*Given problem*: Make an exact copy of all the material below, apart from the pictures.

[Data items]

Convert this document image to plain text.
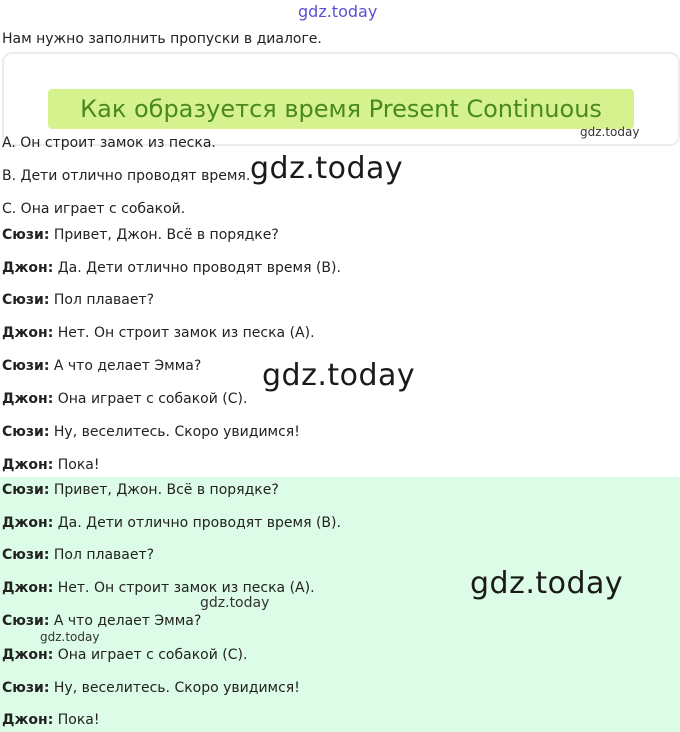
gdz.today
Нам нужно заполнить пропуски в диалоге.
Как образуется время Present Continuous
gdz.today
A. Он строит замок из песка.
B. Дети отлично проводят время. gdz.today
C. Она играет с собакой.
Сюзи: Привет, Джон. Всё в порядке?
Джон: Да. Дети отлично проводят время (B).
Сюзи: Пол плавает?
Джон: Нет. Он строит замок из песка (A).
Сюзи: А что делает Эмма? gdz.today
Джон: Она играет с собакой (C).
Сюзи: Ну, веселитесь. Скоро увидимся!
Джон: Пока!
Сюзи: Привет, Джон. Всё в порядке?
Джон: Да. Дети отлично проводят время (B).
Сюзи: Пол плавает?
gdz.today
Джон: Нет. Он строит замок из песка (A).
gdz.today
Сюзи: А что делает Эмма?
gdz.today
Джон: Она играет с собакой (C).
Сюзи: Ну, веселитесь. Скоро увидимся!
Джон: Пока!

*Task response*:
Convert this document image to plain text.
gdz.today
Нам нужно заполнить пропуски в диалоге.
Как образуется время Present Continuous
gdz.today
A. Он строит замок из песка.
B. Дети отлично проводят время. gdz.today
C. Она играет с собакой.
Сюзи: Привет, Джон. Всё в порядке?
Джон: Да. Дети отлично проводят время (B).
Сюзи: Пол плавает?
Джон: Нет. Он строит замок из песка (A).
Сюзи: А что делает Эмма? gdz.today
Джон: Она играет с собакой (C).
Сюзи: Ну, веселитесь. Скоро увидимся!
Джон: Пока!
Сюзи: Привет, Джон. Всё в порядке?
Джон: Да. Дети отлично проводят время (B).
Сюзи: Пол плавает?
gdz.today
Джон: Нет. Он строит замок из песка (A).
gdz.today
Сюзи: А что делает Эмма?
gdz.today
Джон: Она играет с собакой (C).
Сюзи: Ну, веселитесь. Скоро увидимся!
Джон: Пока!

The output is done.